# MATERIAL TO PROCESS:
------
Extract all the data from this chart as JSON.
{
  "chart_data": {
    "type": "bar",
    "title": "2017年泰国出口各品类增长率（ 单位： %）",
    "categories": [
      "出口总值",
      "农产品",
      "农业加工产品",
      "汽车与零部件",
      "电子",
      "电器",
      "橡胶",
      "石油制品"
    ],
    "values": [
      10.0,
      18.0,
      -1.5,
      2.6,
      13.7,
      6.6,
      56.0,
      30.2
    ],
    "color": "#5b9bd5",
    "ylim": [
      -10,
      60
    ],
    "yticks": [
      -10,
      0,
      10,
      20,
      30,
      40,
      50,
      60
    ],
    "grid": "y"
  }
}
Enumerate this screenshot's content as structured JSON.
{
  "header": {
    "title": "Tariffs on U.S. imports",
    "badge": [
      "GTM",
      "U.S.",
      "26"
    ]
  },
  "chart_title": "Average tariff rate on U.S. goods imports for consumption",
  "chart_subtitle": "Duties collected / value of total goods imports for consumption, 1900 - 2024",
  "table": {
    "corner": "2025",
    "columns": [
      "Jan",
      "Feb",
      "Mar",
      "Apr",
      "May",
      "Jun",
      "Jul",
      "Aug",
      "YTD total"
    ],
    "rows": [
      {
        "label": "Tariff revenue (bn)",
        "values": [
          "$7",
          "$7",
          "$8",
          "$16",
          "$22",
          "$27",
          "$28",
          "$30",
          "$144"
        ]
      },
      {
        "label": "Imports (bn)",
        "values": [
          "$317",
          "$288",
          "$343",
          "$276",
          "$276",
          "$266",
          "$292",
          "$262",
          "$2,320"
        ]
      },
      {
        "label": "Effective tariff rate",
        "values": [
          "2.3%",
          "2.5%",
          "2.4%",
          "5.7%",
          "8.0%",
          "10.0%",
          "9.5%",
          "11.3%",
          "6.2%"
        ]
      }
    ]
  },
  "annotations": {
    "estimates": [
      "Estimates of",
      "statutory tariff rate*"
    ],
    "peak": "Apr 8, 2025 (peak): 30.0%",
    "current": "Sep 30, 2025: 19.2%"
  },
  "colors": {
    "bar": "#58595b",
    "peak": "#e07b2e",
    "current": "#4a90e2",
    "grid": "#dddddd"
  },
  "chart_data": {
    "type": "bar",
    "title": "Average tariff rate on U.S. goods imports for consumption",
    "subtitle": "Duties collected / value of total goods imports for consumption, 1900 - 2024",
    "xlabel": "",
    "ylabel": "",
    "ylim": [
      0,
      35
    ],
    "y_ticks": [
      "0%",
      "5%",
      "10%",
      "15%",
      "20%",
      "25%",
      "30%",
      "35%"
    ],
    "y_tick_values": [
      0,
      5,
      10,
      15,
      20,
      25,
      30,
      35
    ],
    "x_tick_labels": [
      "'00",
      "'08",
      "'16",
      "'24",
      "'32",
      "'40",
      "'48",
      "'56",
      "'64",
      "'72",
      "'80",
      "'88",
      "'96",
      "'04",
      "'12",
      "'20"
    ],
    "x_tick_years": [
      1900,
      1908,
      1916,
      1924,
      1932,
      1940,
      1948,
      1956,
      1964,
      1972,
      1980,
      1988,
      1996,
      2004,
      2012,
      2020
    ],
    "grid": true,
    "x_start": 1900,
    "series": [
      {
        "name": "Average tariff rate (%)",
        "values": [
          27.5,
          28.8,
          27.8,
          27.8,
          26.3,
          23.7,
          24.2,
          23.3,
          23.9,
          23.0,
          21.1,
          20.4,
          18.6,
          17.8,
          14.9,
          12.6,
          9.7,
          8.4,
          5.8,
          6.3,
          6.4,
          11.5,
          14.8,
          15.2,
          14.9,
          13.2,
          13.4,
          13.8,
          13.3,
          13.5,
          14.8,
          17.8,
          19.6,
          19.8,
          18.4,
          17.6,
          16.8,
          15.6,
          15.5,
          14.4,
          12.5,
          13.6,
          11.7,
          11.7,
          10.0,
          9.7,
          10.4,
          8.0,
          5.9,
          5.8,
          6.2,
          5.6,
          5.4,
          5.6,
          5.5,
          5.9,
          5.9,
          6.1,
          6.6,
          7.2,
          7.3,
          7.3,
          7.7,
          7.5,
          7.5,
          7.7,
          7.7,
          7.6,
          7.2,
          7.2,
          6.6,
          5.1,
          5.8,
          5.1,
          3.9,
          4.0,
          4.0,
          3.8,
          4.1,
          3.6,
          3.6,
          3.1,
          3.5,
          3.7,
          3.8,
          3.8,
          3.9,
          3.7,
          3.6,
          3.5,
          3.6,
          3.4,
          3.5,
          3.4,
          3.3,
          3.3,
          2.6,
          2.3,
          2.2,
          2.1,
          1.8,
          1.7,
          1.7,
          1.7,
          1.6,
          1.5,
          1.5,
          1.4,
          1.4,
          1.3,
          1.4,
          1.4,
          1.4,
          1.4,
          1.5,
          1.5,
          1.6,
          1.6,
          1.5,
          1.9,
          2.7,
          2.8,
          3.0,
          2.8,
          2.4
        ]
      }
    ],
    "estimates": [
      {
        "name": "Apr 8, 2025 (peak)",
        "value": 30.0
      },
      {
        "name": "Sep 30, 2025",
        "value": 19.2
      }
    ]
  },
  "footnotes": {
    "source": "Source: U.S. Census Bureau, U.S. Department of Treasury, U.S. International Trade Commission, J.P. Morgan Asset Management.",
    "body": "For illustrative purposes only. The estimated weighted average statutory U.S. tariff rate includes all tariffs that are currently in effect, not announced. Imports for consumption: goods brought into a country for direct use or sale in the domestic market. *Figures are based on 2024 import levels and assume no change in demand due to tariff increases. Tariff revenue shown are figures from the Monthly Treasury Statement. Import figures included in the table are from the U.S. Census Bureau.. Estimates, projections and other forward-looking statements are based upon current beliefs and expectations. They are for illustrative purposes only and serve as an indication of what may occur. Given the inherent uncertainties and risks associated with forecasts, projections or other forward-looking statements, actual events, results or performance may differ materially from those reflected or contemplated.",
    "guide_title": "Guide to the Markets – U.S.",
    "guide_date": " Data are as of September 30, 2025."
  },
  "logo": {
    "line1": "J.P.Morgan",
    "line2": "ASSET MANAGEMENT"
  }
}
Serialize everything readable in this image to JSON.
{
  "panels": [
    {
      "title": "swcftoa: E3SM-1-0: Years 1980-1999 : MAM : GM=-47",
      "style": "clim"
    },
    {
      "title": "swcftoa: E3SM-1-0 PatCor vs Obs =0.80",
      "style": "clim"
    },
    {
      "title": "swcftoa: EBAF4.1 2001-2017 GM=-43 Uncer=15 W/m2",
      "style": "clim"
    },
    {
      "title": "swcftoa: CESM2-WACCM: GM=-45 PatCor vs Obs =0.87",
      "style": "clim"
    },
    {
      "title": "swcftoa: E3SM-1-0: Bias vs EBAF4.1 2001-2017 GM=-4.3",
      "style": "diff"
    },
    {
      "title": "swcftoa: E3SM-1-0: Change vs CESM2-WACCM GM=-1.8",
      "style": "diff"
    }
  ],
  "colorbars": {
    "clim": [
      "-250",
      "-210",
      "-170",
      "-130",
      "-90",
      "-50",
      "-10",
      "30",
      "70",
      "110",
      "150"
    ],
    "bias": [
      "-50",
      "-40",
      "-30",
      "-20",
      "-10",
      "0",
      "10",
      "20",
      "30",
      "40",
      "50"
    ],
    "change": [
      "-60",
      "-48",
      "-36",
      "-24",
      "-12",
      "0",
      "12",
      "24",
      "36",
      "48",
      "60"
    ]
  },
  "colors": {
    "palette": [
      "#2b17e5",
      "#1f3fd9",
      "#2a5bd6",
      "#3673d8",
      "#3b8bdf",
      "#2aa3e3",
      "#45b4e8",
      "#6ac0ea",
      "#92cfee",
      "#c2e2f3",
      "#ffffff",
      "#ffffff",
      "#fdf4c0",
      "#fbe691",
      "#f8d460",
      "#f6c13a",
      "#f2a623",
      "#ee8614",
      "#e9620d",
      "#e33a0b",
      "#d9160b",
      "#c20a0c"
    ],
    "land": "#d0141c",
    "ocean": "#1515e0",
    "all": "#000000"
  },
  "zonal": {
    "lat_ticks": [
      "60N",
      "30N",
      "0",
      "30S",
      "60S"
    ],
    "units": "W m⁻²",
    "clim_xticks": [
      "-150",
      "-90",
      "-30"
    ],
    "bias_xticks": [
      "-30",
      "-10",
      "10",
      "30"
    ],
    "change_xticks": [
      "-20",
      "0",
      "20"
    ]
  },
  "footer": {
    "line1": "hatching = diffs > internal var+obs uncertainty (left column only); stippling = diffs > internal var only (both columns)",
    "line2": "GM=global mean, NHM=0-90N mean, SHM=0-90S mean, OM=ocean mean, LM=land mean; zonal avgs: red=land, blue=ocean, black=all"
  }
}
------
# EXERCISE BRIEF:
Return every line above in which the string "Duties" occurs.

# SOLUTION FOR THIS PROBLEM:
  "chart_subtitle": "Duties collected / value of total goods imports for consumption, 1900 - 2024",
    "subtitle": "Duties collected / value of total goods imports for consumption, 1900 - 2024",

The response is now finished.